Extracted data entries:
━━━━━━━━━━
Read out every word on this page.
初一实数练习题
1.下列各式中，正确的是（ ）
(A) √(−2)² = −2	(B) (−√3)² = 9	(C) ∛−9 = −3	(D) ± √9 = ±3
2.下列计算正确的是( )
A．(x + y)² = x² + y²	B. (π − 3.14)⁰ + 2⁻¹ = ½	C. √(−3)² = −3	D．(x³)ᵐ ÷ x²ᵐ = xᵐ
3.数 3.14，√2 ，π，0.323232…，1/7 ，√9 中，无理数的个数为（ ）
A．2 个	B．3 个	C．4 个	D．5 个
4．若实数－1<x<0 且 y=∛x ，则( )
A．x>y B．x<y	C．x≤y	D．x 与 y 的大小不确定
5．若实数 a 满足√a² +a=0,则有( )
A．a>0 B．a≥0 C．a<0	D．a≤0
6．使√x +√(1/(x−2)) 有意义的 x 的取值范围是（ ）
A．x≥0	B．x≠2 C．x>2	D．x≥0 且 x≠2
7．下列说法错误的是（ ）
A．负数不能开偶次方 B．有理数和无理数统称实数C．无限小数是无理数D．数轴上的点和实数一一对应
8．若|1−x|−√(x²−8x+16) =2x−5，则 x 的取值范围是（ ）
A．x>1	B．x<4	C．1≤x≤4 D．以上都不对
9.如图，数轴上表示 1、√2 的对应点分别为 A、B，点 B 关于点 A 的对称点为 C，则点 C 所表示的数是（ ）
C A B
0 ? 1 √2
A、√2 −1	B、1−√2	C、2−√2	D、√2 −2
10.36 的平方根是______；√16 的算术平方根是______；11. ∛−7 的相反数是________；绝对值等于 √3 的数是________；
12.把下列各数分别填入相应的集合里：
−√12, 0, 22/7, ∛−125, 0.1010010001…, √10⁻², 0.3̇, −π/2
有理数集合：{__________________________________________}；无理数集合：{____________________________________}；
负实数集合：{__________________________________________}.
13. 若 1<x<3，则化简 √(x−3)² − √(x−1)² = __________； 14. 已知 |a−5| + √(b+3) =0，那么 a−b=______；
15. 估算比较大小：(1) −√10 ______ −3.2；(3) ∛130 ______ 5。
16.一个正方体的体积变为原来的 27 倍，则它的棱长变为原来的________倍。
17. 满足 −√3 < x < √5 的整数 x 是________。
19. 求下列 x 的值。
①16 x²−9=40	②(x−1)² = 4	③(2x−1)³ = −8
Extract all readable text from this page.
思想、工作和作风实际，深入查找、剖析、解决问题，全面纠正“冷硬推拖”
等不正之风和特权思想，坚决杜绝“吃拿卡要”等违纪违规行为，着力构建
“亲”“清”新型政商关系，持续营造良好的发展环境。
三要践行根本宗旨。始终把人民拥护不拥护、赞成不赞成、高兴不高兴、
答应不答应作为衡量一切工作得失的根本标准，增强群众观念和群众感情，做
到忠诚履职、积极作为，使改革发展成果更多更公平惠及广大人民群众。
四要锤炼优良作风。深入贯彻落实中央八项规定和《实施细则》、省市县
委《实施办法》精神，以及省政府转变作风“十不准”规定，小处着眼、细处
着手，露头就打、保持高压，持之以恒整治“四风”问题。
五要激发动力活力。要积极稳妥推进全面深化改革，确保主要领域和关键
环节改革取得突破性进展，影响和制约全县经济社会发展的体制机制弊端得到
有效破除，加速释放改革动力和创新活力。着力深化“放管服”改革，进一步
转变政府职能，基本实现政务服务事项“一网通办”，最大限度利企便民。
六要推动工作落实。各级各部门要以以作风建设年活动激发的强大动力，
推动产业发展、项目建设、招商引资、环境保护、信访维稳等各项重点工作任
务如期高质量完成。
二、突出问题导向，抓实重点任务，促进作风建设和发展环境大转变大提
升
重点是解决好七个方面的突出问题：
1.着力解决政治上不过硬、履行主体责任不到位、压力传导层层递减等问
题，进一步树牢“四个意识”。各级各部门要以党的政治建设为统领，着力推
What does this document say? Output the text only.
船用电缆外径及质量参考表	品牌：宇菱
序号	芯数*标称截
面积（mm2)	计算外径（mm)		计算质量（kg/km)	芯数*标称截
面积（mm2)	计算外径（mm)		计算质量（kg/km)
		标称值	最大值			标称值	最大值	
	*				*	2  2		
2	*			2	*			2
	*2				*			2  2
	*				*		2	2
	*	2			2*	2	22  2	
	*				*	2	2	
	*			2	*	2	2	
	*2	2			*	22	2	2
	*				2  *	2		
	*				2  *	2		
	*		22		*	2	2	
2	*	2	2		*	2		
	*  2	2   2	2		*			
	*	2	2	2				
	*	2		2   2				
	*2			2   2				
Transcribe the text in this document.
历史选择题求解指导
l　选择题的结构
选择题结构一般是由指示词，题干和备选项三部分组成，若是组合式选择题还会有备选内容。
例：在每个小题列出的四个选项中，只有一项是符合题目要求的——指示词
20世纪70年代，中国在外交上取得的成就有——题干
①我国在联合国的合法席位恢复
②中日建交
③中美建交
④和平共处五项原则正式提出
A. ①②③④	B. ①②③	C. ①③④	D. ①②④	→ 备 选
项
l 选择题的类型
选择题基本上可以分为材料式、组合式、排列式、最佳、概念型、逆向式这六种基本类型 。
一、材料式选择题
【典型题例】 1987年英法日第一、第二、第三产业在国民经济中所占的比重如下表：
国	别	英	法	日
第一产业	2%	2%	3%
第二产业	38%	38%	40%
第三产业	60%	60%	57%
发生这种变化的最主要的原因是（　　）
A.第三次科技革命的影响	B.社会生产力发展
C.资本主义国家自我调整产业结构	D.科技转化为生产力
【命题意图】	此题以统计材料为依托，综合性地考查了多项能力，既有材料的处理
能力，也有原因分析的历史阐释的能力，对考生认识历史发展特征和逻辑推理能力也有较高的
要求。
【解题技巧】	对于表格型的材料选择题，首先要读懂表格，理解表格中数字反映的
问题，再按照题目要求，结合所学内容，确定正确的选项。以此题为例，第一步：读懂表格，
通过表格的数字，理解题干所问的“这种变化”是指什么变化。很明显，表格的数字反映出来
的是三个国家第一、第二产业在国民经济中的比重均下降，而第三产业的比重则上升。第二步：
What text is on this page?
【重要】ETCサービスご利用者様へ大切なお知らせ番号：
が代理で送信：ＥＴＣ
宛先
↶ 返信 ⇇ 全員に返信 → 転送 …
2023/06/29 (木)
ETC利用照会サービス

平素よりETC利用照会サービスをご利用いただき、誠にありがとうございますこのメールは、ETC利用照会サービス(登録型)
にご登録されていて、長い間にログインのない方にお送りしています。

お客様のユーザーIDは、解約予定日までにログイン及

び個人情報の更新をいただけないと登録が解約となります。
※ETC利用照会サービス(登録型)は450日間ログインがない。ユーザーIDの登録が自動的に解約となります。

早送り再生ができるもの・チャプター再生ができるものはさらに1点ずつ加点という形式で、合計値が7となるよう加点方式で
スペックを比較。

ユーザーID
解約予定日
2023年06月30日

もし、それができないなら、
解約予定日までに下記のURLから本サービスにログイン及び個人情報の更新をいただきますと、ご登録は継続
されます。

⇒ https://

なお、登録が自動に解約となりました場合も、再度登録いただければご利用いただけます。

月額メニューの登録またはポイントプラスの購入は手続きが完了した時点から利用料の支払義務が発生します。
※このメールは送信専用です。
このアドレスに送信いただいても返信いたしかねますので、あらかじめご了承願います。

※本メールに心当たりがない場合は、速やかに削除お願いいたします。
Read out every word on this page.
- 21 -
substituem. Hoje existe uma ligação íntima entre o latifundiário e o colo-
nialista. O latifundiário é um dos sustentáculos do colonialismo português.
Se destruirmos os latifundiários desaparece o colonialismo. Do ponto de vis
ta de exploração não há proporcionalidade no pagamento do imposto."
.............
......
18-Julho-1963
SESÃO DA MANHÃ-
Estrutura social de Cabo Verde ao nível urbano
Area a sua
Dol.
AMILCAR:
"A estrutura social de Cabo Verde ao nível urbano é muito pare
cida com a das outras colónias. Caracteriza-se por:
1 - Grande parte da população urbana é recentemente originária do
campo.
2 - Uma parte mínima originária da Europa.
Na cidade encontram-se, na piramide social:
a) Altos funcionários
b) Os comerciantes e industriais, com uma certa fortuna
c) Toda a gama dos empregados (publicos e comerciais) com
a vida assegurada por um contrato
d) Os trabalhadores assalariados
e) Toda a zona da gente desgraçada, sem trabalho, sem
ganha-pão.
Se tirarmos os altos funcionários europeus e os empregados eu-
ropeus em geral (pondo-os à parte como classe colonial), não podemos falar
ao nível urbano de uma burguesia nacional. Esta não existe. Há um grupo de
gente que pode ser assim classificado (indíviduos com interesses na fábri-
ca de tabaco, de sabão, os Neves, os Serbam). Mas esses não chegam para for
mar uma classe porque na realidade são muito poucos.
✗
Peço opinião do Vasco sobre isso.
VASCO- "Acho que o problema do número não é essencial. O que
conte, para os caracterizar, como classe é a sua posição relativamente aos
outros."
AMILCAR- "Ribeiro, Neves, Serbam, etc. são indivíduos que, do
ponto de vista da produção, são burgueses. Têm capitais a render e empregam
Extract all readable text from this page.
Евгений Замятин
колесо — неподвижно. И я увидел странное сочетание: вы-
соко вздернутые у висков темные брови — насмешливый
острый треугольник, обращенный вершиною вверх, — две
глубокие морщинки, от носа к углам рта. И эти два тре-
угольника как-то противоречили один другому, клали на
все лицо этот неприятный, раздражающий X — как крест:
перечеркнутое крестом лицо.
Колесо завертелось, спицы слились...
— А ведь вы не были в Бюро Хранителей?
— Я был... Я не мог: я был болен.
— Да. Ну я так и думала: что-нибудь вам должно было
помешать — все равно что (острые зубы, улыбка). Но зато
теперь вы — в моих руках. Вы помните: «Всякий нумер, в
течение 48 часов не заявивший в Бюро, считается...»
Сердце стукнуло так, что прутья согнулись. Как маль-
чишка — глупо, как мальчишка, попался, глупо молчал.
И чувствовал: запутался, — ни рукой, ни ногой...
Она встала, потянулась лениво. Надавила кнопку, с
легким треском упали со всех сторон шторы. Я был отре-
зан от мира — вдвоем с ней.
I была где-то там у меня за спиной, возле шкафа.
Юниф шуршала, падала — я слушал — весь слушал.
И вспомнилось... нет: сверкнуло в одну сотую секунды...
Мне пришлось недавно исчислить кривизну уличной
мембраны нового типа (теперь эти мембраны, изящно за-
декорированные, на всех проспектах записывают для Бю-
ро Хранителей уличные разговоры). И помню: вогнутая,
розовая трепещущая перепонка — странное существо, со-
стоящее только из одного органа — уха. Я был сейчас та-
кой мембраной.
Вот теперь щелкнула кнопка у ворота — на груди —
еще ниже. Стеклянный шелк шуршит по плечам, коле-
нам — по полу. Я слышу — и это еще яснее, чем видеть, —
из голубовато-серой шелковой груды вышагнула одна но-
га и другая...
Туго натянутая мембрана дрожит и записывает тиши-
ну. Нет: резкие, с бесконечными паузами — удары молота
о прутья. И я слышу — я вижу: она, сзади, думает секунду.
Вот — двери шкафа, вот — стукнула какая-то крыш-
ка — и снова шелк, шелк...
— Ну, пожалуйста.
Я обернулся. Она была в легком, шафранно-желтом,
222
━━━━━━━━━━
### DIRECTIONS
Search the records for the string "nível" and return every line in which it occurs.

### ANSWER BELOW
Estrutura social de Cabo Verde ao nível urbano
"A estrutura social de Cabo Verde ao nível urbano é muito pare
ao nível urbano de uma burguesia nacional. Esta não existe. Há um grupo de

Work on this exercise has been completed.